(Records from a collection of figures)
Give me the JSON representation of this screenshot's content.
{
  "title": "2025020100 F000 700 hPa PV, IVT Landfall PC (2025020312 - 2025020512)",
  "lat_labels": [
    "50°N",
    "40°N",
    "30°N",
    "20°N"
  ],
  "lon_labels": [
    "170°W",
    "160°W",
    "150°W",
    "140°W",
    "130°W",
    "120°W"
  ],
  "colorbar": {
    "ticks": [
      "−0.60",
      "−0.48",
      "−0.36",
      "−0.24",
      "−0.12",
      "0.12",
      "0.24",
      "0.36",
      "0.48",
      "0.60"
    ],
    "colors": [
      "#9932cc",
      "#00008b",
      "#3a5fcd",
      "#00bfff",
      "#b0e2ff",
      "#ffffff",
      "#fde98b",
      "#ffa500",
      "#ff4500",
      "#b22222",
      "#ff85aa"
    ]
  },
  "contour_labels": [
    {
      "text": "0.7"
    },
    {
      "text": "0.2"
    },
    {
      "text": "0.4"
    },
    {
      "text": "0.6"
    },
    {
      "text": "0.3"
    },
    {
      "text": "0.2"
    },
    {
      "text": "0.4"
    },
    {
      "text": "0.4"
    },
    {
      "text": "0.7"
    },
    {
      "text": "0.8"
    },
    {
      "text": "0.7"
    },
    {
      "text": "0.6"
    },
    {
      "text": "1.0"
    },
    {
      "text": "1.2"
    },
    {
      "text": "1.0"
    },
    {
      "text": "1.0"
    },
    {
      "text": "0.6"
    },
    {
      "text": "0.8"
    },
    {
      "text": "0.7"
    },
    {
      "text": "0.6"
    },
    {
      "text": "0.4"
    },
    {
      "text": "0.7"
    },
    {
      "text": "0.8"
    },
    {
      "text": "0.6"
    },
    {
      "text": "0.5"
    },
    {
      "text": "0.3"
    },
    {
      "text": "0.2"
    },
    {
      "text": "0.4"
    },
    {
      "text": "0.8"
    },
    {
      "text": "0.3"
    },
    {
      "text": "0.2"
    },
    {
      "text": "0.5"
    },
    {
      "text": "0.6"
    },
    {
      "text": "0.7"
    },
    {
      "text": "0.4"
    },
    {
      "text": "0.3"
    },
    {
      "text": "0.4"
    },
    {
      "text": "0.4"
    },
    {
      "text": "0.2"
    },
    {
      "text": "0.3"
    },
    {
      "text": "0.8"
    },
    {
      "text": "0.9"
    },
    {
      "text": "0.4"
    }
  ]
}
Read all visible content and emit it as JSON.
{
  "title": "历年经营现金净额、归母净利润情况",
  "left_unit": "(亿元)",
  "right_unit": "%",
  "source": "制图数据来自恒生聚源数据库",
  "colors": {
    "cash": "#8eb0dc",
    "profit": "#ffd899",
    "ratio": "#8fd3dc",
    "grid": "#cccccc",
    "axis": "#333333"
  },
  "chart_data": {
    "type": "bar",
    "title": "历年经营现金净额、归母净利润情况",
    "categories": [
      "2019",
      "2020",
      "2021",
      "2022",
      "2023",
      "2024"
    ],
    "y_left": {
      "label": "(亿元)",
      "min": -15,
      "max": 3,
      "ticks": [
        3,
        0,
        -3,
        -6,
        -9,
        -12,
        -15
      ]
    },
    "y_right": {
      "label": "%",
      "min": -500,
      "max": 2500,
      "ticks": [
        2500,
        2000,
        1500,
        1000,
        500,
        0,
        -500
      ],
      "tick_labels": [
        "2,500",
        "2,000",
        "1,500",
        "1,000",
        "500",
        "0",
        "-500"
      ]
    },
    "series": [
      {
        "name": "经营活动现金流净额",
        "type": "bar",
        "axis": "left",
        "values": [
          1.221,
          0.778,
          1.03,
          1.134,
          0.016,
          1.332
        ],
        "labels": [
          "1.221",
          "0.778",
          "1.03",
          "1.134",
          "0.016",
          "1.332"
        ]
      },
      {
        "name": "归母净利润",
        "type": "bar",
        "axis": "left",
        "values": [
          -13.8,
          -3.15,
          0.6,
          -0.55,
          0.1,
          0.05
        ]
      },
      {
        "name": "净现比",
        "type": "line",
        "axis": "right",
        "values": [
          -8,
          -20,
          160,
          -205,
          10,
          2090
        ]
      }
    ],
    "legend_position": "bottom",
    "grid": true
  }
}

*Instruction*: Nothing may be left out: return each entry exactly as it reads.

*Solution for this exercise*:
Give me the JSON representation of this screenshot's content.
{
  "title": "2025020100 F000 700 hPa PV, IVT Landfall PC (2025020312 - 2025020512)",
  "lat_labels": [
    "50°N",
    "40°N",
    "30°N",
    "20°N"
  ],
  "lon_labels": [
    "170°W",
    "160°W",
    "150°W",
    "140°W",
    "130°W",
    "120°W"
  ],
  "colorbar": {
    "ticks": [
      "−0.60",
      "−0.48",
      "−0.36",
      "−0.24",
      "−0.12",
      "0.12",
      "0.24",
      "0.36",
      "0.48",
      "0.60"
    ],
    "colors": [
      "#9932cc",
      "#00008b",
      "#3a5fcd",
      "#00bfff",
      "#b0e2ff",
      "#ffffff",
      "#fde98b",
      "#ffa500",
      "#ff4500",
      "#b22222",
      "#ff85aa"
    ]
  },
  "contour_labels": [
    {
      "text": "0.7"
    },
    {
      "text": "0.2"
    },
    {
      "text": "0.4"
    },
    {
      "text": "0.6"
    },
    {
      "text": "0.3"
    },
    {
      "text": "0.2"
    },
    {
      "text": "0.4"
    },
    {
      "text": "0.4"
    },
    {
      "text": "0.7"
    },
    {
      "text": "0.8"
    },
    {
      "text": "0.7"
    },
    {
      "text": "0.6"
    },
    {
      "text": "1.0"
    },
    {
      "text": "1.2"
    },
    {
      "text": "1.0"
    },
    {
      "text": "1.0"
    },
    {
      "text": "0.6"
    },
    {
      "text": "0.8"
    },
    {
      "text": "0.7"
    },
    {
      "text": "0.6"
    },
    {
      "text": "0.4"
    },
    {
      "text": "0.7"
    },
    {
      "text": "0.8"
    },
    {
      "text": "0.6"
    },
    {
      "text": "0.5"
    },
    {
      "text": "0.3"
    },
    {
      "text": "0.2"
    },
    {
      "text": "0.4"
    },
    {
      "text": "0.8"
    },
    {
      "text": "0.3"
    },
    {
      "text": "0.2"
    },
    {
      "text": "0.5"
    },
    {
      "text": "0.6"
    },
    {
      "text": "0.7"
    },
    {
      "text": "0.4"
    },
    {
      "text": "0.3"
    },
    {
      "text": "0.4"
    },
    {
      "text": "0.4"
    },
    {
      "text": "0.2"
    },
    {
      "text": "0.3"
    },
    {
      "text": "0.8"
    },
    {
      "text": "0.9"
    },
    {
      "text": "0.4"
    }
  ]
}
Read all visible content and emit it as JSON.
{
  "title": "历年经营现金净额、归母净利润情况",
  "left_unit": "(亿元)",
  "right_unit": "%",
  "source": "制图数据来自恒生聚源数据库",
  "colors": {
    "cash": "#8eb0dc",
    "profit": "#ffd899",
    "ratio": "#8fd3dc",
    "grid": "#cccccc",
    "axis": "#333333"
  },
  "chart_data": {
    "type": "bar",
    "title": "历年经营现金净额、归母净利润情况",
    "categories": [
      "2019",
      "2020",
      "2021",
      "2022",
      "2023",
      "2024"
    ],
    "y_left": {
      "label": "(亿元)",
      "min": -15,
      "max": 3,
      "ticks": [
        3,
        0,
        -3,
        -6,
        -9,
        -12,
        -15
      ]
    },
    "y_right": {
      "label": "%",
      "min": -500,
      "max": 2500,
      "ticks": [
        2500,
        2000,
        1500,
        1000,
        500,
        0,
        -500
      ],
      "tick_labels": [
        "2,500",
        "2,000",
        "1,500",
        "1,000",
        "500",
        "0",
        "-500"
      ]
    },
    "series": [
      {
        "name": "经营活动现金流净额",
        "type": "bar",
        "axis": "left",
        "values": [
          1.221,
          0.778,
          1.03,
          1.134,
          0.016,
          1.332
        ],
        "labels": [
          "1.221",
          "0.778",
          "1.03",
          "1.134",
          "0.016",
          "1.332"
        ]
      },
      {
        "name": "归母净利润",
        "type": "bar",
        "axis": "left",
        "values": [
          -13.8,
          -3.15,
          0.6,
          -0.55,
          0.1,
          0.05
        ]
      },
      {
        "name": "净现比",
        "type": "line",
        "axis": "right",
        "values": [
          -8,
          -20,
          160,
          -205,
          10,
          2090
        ]
      }
    ],
    "legend_position": "bottom",
    "grid": true
  }
}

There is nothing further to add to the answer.